▶ _Problem details_: Give every line below again, exactly.

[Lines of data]
>>

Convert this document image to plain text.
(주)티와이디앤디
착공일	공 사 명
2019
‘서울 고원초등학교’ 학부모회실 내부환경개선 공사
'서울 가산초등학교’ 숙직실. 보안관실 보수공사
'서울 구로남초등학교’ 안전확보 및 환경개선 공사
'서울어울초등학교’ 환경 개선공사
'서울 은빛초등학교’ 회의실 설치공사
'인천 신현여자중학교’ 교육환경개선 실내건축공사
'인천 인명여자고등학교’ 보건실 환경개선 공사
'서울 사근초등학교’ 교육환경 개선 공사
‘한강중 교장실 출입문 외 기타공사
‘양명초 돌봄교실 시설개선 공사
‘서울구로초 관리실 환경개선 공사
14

<<

▶ _Output_:
Convert this document image to plain text.
(주)티와이디앤디
착공일	공 사 명
2019
‘서울 고원초등학교’ 학부모회실 내부환경개선 공사
'서울 가산초등학교’ 숙직실. 보안관실 보수공사
'서울 구로남초등학교’ 안전확보 및 환경개선 공사
'서울어울초등학교’ 환경 개선공사
'서울 은빛초등학교’ 회의실 설치공사
'인천 신현여자중학교’ 교육환경개선 실내건축공사
'인천 인명여자고등학교’ 보건실 환경개선 공사
'서울 사근초등학교’ 교육환경 개선 공사
‘한강중 교장실 출입문 외 기타공사
‘양명초 돌봄교실 시설개선 공사
‘서울구로초 관리실 환경개선 공사
14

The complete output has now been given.